= EXCERPTED TEXT =
---

MySQL doesn’t have ranking/analytic/windowing functions, but you can use a variable to simulate ROW_NUMBER functionality (when you see “–“, it’s a comment):

SELECT x.id, x.name, x.status
  FROM (SELECT t.id,
               t.name,
               t.status,
               CASE 
                 WHEN @car_name != t.name THEN @rownum := 1 -- reset on diff name
                 ELSE @rownum := @rownum + 1 
               END AS rank,
               @car_name := t.name -- necessary to set @car_name for the comparison
          FROM CARS t 
          JOIN (SELECT @rownum := NULL, @car_name := '') r
      ORDER BY t.name, t.status DESC) x  --ORDER BY is necessary for rank value
 WHERE x.rank = 1

Ordering by status DESC means that “Showroom” will be at the top of the list, so it’ll be ranked as 1. If the car name doesn’t have a “Showroom” status, the row ranked as 1 will be whatever status comes after “Showroom”. The WHERE clause will only return the first row for each car in the table.

---

Saved entries:

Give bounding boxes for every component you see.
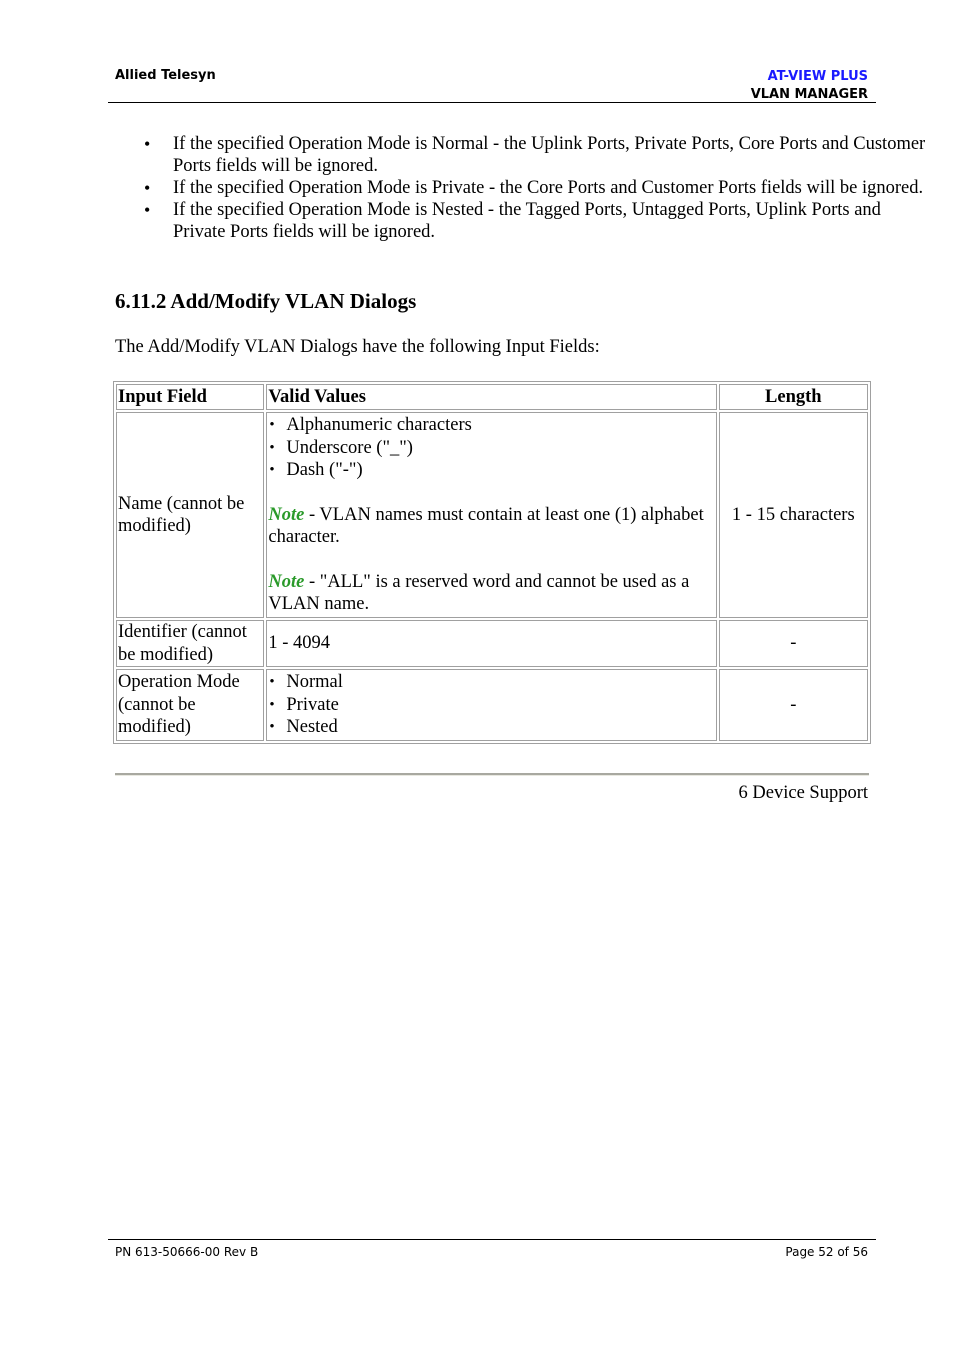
cell-name-values [266, 412, 716, 618]
cell-identifier-length: - [719, 620, 868, 667]
name-values-list [268, 414, 714, 482]
section-separator-highlight [115, 775, 869, 776]
note-letter-requirement [268, 504, 714, 549]
table-row [116, 620, 868, 667]
table-header-row [116, 384, 868, 410]
cell-operation-mode-values [266, 669, 716, 741]
operation-mode-bullets [115, 133, 933, 243]
footer-page-number: Page 52 of 56 [785, 1245, 868, 1259]
cell-field-operation-mode: Operation Mode (cannot be modified) [116, 669, 264, 741]
list-item: • Alphanumeric characters [268, 414, 714, 437]
spacer [268, 482, 714, 504]
operation-mode-list [268, 671, 714, 739]
list-item: • Dash ("-") [268, 459, 714, 482]
header-length: Length [719, 384, 868, 410]
header-module: VLAN MANAGER [750, 87, 868, 102]
section-intro: The Add/Modify VLAN Dialogs have the following Input Fields: [115, 337, 600, 357]
header-company: Allied Telesyn [115, 68, 216, 83]
table-row [116, 669, 868, 741]
table-row [116, 412, 868, 618]
cell-name-length: 1 - 15 characters [719, 412, 868, 618]
footer-divider [108, 1239, 876, 1240]
header-input-field: Input Field [116, 384, 264, 410]
cell-operation-mode-length: - [719, 669, 868, 741]
bullet-item: • If the specified Operation Mode is Normal - the Uplink Ports, Private Ports, Core Ports and Customer Ports fields will be ignored. [173, 133, 933, 177]
header-divider [108, 102, 876, 103]
input-fields-table [113, 381, 871, 744]
note-label: Note [268, 504, 305, 525]
cell-identifier-values: 1 - 4094 [266, 620, 716, 667]
cell-field-identifier: Identifier (cannot be modified) [116, 620, 264, 667]
bullet-item: • If the specified Operation Mode is Nested - the Tagged Ports, Untagged Ports, Uplink Ports and Private Ports fields will be ignored. [173, 199, 933, 243]
list-item: • Normal [268, 671, 714, 694]
list-item: • Nested [268, 716, 714, 739]
footer-part-number: PN 613-50666-00 Rev B [115, 1245, 259, 1259]
section-title: 6.11.2 Add/Modify VLAN Dialogs [115, 289, 417, 313]
header-valid-values: Valid Values [266, 384, 716, 410]
note-text: - VLAN names must contain at least one (1) alphabet character. [268, 504, 704, 548]
list-item: • Private [268, 694, 714, 717]
chapter-footer: 6 Device Support [738, 783, 868, 803]
list-item: • Underscore ("_") [268, 437, 714, 460]
cell-field-name: Name (cannot be modified) [116, 412, 264, 618]
note-reserved-word [268, 571, 714, 616]
note-text: - "ALL" is a reserved word and cannot be used as a VLAN name. [268, 571, 690, 615]
header-product-block [751, 68, 868, 104]
note-label: Note [268, 571, 305, 592]
spacer [268, 549, 714, 571]
header-product: AT-VIEW PLUS [767, 69, 868, 84]
bullet-item: • If the specified Operation Mode is Private - the Core Ports and Customer Ports fields will be ignored. [173, 177, 933, 199]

---

= TASK LIST =
- a) In the excerpt on simulating ROW_NUMBER in MySQL:
(i) What kinds of functions does it say MySQL lacks?
(ii) In the query, what value is @rownum set to when @car_name differs from t.name?
(iii) Which status ends up at the top of the list when ordering by status DESC?
- b) Pick up the excerpt on simulating ROW_NUMBER in MySQL where it stops and continue it.
The data plays no role here.

= EXPECTED RESULTS =
- a)
(i) Ranking/analytic/windowing functions.
(ii) 1.
(iii) "Showroom".

- b)
The status being a text based data type tells me your data is not normalized – I could add records with “Showroom”, “SHOWroom”, and “showROOM”. They’d be valid, but you’re looking at using functions like LOWER & UPPER when you are grouping things for counting, sum, etc. The use of functions would also render an index on the column useless… You’ll want to consider making a CAR_STATUS_TYPE_CODE table, and use a foreign key relationship to make sure bad data doesn’t get into your table:

DROP TABLE IF EXISTS `example`.`car_status_type_code`;
CREATE TABLE  `example`.`car_status_type_code` (
  `car_status_type_code_id` int(10) unsigned NOT NULL auto_increment,
  `description` varchar(45) NOT NULL default '',
  PRIMARY KEY  (`car_status_type_code_id`)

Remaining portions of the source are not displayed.